What is required
Copy every entry exactly as given, minus the images.

Supplied data
——————————
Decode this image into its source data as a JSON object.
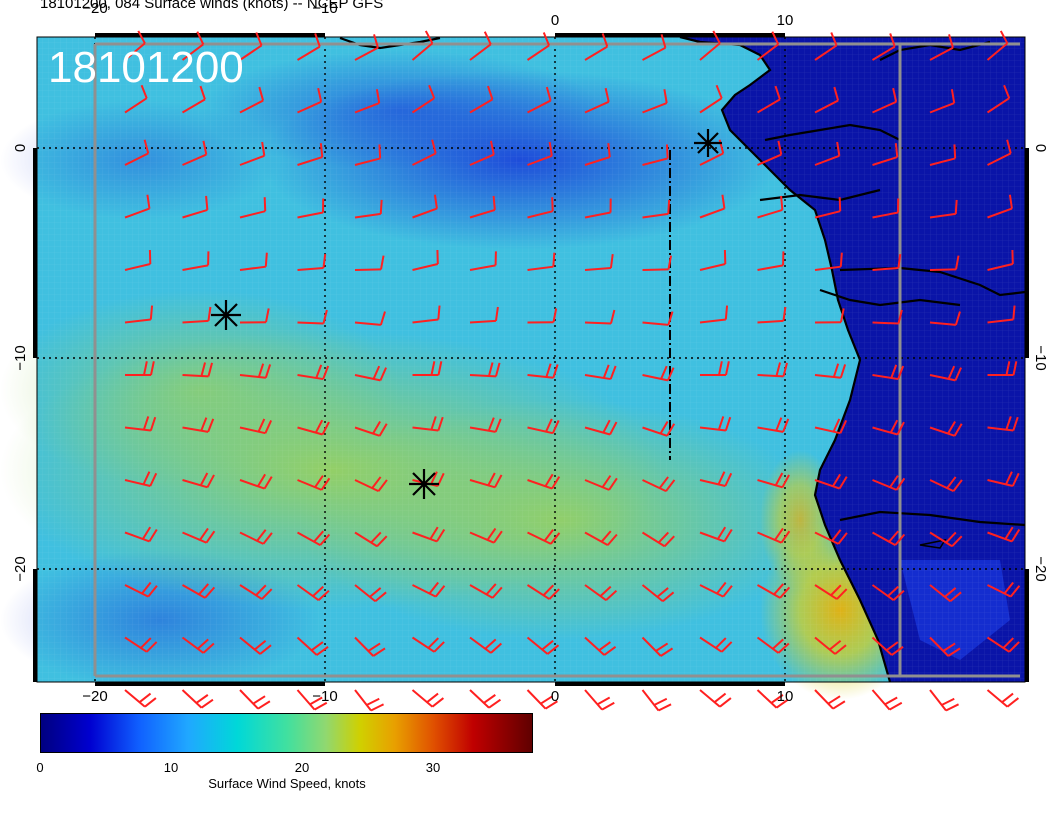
{
  "header": {
    "title": "18101200, 084 Surface winds (knots) -- NCEP GFS"
  },
  "map": {
    "date_stamp": "18101200",
    "lon_top_labels": [
      "−20",
      "−10",
      "0",
      "10"
    ],
    "lon_bottom_labels": [
      "−20",
      "−10",
      "0",
      "10"
    ],
    "lat_left_labels": [
      "0",
      "−10",
      "−20"
    ],
    "lat_right_labels": [
      "0",
      "−10",
      "−20"
    ],
    "colors": {
      "ocean_calm": "#1a40d8",
      "ocean_mid": "#30c8d8",
      "ocean_strong": "#9ed060",
      "jet": "#e8c020",
      "land": "#0a14a0",
      "barb": "#ff2020",
      "coast": "#000000"
    },
    "markers": [
      "asterisk",
      "asterisk",
      "asterisk"
    ]
  },
  "colorbar": {
    "tick_labels": [
      "0",
      "10",
      "20",
      "30"
    ],
    "title": "Surface Wind Speed, knots"
  }
}
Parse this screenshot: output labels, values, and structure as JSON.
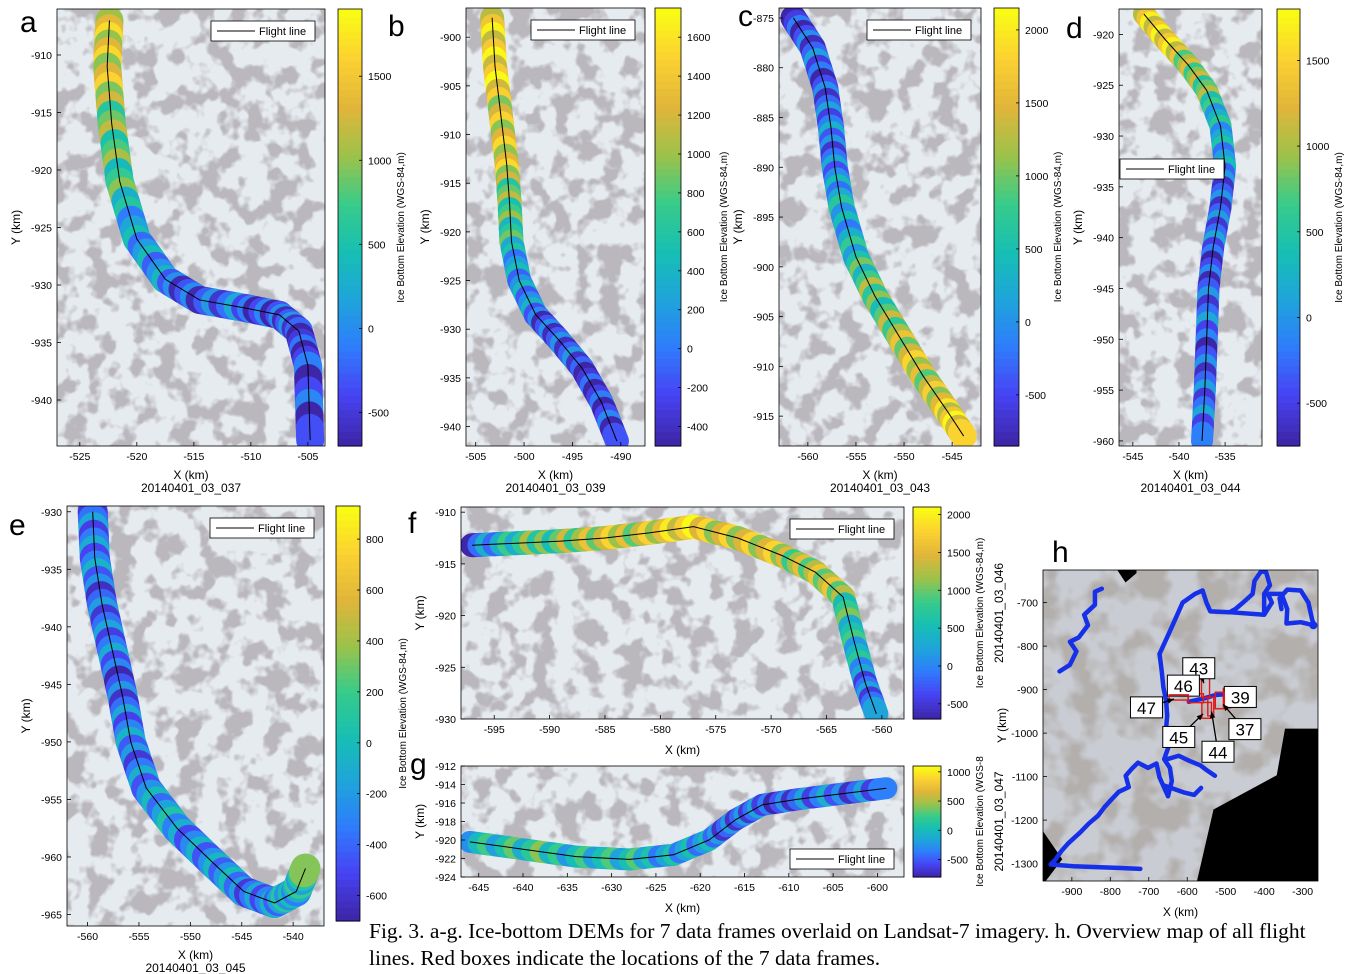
——————————
Finished answer
Decode this image into its source data as a JSON object.
{
  "header": {
    "title": "18101200, 084 Surface winds (knots) -- NCEP GFS"
  },
  "map": {
    "date_stamp": "18101200",
    "lon_top_labels": [
      "−20",
      "−10",
      "0",
      "10"
    ],
    "lon_bottom_labels": [
      "−20",
      "−10",
      "0",
      "10"
    ],
    "lat_left_labels": [
      "0",
      "−10",
      "−20"
    ],
    "lat_right_labels": [
      "0",
      "−10",
      "−20"
    ],
    "colors": {
      "ocean_calm": "#1a40d8",
      "ocean_mid": "#30c8d8",
      "ocean_strong": "#9ed060",
      "jet": "#e8c020",
      "land": "#0a14a0",
      "barb": "#ff2020",
      "coast": "#000000"
    },
    "markers": [
      "asterisk",
      "asterisk",
      "asterisk"
    ]
  },
  "colorbar": {
    "tick_labels": [
      "0",
      "10",
      "20",
      "30"
    ],
    "title": "Surface Wind Speed, knots"
  }
}
Parse this screenshot: output labels, values, and structure as JSON.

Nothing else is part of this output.